Given task :: Copy out lines with the word "title" from the material that follows.

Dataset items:
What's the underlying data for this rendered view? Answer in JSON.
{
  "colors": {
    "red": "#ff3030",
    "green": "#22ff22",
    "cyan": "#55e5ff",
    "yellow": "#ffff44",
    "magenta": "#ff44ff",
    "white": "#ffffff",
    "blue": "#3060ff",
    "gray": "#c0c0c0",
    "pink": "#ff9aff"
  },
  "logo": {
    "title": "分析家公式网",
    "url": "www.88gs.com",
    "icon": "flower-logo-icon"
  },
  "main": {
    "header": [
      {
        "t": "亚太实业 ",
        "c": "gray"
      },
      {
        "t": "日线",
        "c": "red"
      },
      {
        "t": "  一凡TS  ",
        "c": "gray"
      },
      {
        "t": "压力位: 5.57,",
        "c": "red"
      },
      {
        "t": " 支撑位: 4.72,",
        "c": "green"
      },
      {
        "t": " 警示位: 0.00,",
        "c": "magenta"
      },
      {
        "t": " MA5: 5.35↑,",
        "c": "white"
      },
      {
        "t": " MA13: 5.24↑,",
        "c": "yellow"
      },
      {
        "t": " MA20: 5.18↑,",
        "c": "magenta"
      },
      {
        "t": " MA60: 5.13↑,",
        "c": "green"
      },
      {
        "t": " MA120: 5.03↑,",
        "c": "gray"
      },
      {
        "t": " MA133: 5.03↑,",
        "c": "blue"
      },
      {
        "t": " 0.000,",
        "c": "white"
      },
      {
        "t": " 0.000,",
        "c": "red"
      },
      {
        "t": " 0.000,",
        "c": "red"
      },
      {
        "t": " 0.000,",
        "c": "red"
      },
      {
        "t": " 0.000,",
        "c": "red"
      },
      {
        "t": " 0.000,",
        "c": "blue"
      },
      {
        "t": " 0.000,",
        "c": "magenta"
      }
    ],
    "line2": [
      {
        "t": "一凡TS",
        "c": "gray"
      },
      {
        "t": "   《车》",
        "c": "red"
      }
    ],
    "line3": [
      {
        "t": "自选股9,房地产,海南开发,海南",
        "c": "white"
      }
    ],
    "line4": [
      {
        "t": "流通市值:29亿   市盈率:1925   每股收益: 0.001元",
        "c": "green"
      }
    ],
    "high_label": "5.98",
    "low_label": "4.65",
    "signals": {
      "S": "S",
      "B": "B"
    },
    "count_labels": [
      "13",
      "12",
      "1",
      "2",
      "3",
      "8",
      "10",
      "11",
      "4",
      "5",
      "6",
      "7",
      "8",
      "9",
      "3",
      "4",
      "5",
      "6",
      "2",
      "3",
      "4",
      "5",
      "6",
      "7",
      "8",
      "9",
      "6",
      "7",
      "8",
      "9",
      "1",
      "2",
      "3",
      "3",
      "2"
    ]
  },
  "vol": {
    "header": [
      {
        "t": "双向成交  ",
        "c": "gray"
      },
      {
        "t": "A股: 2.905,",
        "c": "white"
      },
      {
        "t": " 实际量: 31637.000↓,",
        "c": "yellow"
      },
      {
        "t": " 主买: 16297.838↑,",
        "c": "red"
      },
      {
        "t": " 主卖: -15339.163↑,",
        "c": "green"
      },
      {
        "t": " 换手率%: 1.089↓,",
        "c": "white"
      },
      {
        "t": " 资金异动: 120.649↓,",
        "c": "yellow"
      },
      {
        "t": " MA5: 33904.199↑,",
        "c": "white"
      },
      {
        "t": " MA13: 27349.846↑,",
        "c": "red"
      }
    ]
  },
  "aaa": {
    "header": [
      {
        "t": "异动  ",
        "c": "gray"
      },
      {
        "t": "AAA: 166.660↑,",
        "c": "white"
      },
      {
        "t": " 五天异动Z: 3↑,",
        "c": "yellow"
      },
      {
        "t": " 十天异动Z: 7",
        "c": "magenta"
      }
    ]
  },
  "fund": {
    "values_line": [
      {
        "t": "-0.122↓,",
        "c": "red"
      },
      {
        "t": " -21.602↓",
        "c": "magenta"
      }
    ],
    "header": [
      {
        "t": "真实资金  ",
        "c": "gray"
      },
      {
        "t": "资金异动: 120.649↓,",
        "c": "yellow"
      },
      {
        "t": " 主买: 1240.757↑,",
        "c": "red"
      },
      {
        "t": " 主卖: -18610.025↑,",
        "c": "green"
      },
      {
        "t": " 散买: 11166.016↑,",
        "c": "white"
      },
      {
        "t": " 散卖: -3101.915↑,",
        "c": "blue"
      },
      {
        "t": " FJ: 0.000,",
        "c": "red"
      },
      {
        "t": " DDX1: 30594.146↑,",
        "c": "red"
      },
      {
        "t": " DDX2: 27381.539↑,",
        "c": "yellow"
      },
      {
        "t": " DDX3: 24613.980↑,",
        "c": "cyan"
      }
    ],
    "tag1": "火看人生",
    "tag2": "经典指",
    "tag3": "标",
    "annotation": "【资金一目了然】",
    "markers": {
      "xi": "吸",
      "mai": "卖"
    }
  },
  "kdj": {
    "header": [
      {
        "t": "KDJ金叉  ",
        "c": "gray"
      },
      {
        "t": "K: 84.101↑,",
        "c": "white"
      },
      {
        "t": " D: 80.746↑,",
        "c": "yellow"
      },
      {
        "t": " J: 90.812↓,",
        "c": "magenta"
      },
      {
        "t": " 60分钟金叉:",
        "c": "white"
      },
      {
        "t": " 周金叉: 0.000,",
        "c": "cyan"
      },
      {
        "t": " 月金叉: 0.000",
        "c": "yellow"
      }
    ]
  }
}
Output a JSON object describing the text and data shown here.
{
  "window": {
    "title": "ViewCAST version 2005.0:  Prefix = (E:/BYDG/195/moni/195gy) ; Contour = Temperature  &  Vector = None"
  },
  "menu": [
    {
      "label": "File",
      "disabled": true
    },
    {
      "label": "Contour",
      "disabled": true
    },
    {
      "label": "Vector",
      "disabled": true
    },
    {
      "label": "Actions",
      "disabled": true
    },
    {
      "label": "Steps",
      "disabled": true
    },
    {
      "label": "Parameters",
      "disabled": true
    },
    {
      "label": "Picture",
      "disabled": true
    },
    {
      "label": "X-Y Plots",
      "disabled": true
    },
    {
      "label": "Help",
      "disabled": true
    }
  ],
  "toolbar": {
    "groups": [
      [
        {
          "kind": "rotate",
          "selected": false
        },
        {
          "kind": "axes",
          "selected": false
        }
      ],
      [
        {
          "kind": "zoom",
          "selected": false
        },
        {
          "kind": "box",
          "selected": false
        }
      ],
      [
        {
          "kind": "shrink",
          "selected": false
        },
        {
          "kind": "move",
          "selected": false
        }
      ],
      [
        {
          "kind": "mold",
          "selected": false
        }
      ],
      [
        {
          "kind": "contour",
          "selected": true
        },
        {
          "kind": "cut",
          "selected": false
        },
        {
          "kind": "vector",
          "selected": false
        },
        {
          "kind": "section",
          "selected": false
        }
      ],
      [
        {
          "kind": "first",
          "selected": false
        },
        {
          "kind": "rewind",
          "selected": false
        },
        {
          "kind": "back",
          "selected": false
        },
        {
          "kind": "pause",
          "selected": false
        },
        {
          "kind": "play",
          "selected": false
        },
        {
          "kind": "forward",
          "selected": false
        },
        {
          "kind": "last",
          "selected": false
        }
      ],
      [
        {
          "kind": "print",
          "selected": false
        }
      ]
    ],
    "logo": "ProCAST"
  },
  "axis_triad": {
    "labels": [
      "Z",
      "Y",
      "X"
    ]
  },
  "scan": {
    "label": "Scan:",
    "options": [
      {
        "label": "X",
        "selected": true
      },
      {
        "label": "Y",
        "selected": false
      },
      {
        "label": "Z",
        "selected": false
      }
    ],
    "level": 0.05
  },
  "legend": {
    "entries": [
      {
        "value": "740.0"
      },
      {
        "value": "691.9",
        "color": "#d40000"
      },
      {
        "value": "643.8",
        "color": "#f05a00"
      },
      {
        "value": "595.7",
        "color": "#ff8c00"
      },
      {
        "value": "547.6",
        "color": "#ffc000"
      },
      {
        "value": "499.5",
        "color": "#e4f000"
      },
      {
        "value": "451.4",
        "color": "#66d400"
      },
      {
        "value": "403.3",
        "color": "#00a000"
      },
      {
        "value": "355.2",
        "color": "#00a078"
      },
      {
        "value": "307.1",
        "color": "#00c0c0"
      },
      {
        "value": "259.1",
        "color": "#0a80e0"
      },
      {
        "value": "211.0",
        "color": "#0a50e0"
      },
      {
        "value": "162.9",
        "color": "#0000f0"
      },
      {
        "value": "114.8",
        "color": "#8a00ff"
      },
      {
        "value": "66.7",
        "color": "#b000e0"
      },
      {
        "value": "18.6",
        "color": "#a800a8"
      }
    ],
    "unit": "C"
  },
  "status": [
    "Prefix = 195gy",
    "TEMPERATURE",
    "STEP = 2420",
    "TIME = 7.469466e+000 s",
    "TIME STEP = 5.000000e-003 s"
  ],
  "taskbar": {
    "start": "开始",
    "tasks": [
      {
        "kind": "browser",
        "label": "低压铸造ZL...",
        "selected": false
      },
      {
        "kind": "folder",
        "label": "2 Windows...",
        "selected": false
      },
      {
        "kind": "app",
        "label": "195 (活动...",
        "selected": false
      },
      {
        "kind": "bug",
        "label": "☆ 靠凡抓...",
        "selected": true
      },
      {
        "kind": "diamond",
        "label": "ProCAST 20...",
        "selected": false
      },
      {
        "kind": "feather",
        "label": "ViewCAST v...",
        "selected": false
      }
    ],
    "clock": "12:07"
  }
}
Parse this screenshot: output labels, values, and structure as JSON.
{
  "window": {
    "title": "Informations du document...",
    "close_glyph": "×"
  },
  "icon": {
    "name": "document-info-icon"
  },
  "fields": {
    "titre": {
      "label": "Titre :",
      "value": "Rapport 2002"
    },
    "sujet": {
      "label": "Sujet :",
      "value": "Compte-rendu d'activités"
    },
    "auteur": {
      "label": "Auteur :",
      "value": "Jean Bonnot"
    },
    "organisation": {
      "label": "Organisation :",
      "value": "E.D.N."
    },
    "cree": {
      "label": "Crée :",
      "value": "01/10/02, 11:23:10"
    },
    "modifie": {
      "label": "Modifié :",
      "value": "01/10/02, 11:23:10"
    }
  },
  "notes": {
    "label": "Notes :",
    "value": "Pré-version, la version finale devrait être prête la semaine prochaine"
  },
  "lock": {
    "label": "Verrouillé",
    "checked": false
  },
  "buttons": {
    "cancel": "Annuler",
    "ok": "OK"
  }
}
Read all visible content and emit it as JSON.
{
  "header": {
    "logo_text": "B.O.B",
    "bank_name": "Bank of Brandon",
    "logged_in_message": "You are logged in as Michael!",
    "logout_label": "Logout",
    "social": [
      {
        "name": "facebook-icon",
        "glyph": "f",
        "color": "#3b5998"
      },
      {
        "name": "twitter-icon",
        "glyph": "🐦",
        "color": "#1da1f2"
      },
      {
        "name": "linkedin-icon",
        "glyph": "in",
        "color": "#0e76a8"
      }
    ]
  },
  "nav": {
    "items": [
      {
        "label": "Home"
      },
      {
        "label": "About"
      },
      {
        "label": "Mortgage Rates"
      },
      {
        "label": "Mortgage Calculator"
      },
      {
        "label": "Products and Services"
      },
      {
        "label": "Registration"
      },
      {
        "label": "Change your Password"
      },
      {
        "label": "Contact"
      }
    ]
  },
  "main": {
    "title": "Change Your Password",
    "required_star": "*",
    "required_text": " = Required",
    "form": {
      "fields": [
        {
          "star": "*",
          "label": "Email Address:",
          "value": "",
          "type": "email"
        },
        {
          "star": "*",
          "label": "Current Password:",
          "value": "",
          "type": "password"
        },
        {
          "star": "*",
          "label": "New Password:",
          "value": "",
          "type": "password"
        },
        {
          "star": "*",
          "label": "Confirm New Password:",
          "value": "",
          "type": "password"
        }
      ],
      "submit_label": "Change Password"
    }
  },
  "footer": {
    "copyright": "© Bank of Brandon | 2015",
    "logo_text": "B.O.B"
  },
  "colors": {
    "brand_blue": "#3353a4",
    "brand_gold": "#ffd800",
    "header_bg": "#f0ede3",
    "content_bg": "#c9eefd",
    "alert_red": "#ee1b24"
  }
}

Reply ::
    "title": "分析家公式网",
    "title": "ViewCAST version 2005.0:  Prefix = (E:/BYDG/195/moni/195gy) ; Contour = Temperature  &  Vector = None"
    "title": "Informations du document...",
    "title": "Change Your Password",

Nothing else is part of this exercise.